▶ [TASK DESCRIPTION] Can you copy every line of the material below word for word, leaving out the pictures?

▶ [ROWS]
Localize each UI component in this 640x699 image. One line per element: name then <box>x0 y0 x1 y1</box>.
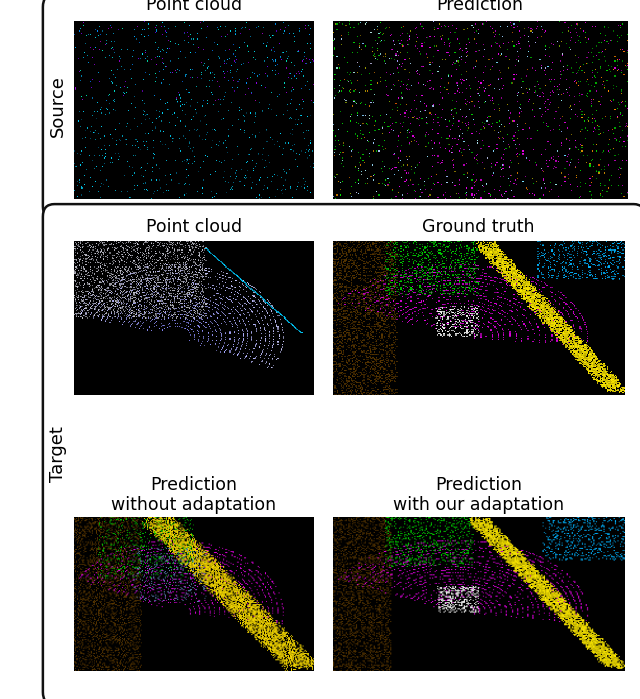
Text: Prediction
without adaptation: Prediction without adaptation <box>111 475 276 514</box>
Text: Ground truth: Ground truth <box>422 217 534 236</box>
Text: Prediction
with our adaptation: Prediction with our adaptation <box>393 475 564 514</box>
Text: Point cloud: Point cloud <box>145 217 242 236</box>
Text: Source: Source <box>49 75 67 137</box>
Text: Target: Target <box>49 426 67 482</box>
Text: Prediction: Prediction <box>436 0 524 14</box>
Text: Point cloud: Point cloud <box>145 0 242 14</box>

▶ [FULL OUTPUT]
Localize each UI component in this 640x699 image. One line per element: name then <box>x0 y0 x1 y1</box>.
Text: Prediction
without adaptation: Prediction without adaptation <box>111 475 276 514</box>
Text: Ground truth: Ground truth <box>422 217 534 236</box>
Text: Prediction
with our adaptation: Prediction with our adaptation <box>393 475 564 514</box>
Text: Point cloud: Point cloud <box>145 217 242 236</box>
Text: Source: Source <box>49 75 67 137</box>
Text: Target: Target <box>49 426 67 482</box>
Text: Prediction: Prediction <box>436 0 524 14</box>
Text: Point cloud: Point cloud <box>145 0 242 14</box>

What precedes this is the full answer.